# TASK DESCRIPTION:
Output the data below in full, byte for byte. Nothing may differ.

(Items listed in a dataset)

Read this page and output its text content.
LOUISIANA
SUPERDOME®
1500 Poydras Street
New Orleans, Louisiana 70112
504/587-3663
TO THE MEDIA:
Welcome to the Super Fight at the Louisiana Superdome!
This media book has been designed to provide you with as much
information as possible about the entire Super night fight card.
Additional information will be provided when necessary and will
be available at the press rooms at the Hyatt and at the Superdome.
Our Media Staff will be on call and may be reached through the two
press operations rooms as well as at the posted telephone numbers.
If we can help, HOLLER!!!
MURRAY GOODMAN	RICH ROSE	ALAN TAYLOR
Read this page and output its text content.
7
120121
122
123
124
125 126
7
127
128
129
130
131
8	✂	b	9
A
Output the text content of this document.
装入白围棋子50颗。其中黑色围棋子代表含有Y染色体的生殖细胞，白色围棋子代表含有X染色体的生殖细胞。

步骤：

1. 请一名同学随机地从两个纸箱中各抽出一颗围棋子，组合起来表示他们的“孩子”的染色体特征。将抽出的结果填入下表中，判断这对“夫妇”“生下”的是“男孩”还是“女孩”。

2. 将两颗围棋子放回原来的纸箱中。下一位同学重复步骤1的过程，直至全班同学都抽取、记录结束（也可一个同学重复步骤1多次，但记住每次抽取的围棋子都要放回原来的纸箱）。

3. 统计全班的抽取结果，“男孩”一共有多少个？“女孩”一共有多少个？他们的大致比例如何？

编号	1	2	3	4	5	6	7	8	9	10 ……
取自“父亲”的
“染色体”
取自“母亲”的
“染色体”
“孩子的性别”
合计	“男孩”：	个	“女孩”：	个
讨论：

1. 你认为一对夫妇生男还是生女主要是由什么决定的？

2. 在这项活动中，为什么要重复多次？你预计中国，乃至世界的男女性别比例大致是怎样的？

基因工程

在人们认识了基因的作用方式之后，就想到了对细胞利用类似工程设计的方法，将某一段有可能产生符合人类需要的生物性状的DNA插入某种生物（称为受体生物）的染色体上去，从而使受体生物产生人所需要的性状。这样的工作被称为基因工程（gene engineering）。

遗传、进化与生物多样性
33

# RESPONSE TO THE TASK:
Read this page and output its text content.
LOUISIANA
SUPERDOME®
1500 Poydras Street
New Orleans, Louisiana 70112
504/587-3663
TO THE MEDIA:
Welcome to the Super Fight at the Louisiana Superdome!
This media book has been designed to provide you with as much
information as possible about the entire Super night fight card.
Additional information will be provided when necessary and will
be available at the press rooms at the Hyatt and at the Superdome.
Our Media Staff will be on call and may be reached through the two
press operations rooms as well as at the posted telephone numbers.
If we can help, HOLLER!!!
MURRAY GOODMAN	RICH ROSE	ALAN TAYLOR
Read this page and output its text content.
7
120121
122
123
124
125 126
7
127
128
129
130
131
8	✂	b	9
A
Output the text content of this document.
装入白围棋子50颗。其中黑色围棋子代表含有Y染色体的生殖细胞，白色围棋子代表含有X染色体的生殖细胞。

步骤：

1. 请一名同学随机地从两个纸箱中各抽出一颗围棋子，组合起来表示他们的“孩子”的染色体特征。将抽出的结果填入下表中，判断这对“夫妇”“生下”的是“男孩”还是“女孩”。

2. 将两颗围棋子放回原来的纸箱中。下一位同学重复步骤1的过程，直至全班同学都抽取、记录结束（也可一个同学重复步骤1多次，但记住每次抽取的围棋子都要放回原来的纸箱）。

3. 统计全班的抽取结果，“男孩”一共有多少个？“女孩”一共有多少个？他们的大致比例如何？

编号	1	2	3	4	5	6	7	8	9	10 ……
取自“父亲”的
“染色体”
取自“母亲”的
“染色体”
“孩子的性别”
合计	“男孩”：	个	“女孩”：	个
讨论：

1. 你认为一对夫妇生男还是生女主要是由什么决定的？

2. 在这项活动中，为什么要重复多次？你预计中国，乃至世界的男女性别比例大致是怎样的？

基因工程

在人们认识了基因的作用方式之后，就想到了对细胞利用类似工程设计的方法，将某一段有可能产生符合人类需要的生物性状的DNA插入某种生物（称为受体生物）的染色体上去，从而使受体生物产生人所需要的性状。这样的工作被称为基因工程（gene engineering）。

遗传、进化与生物多样性
33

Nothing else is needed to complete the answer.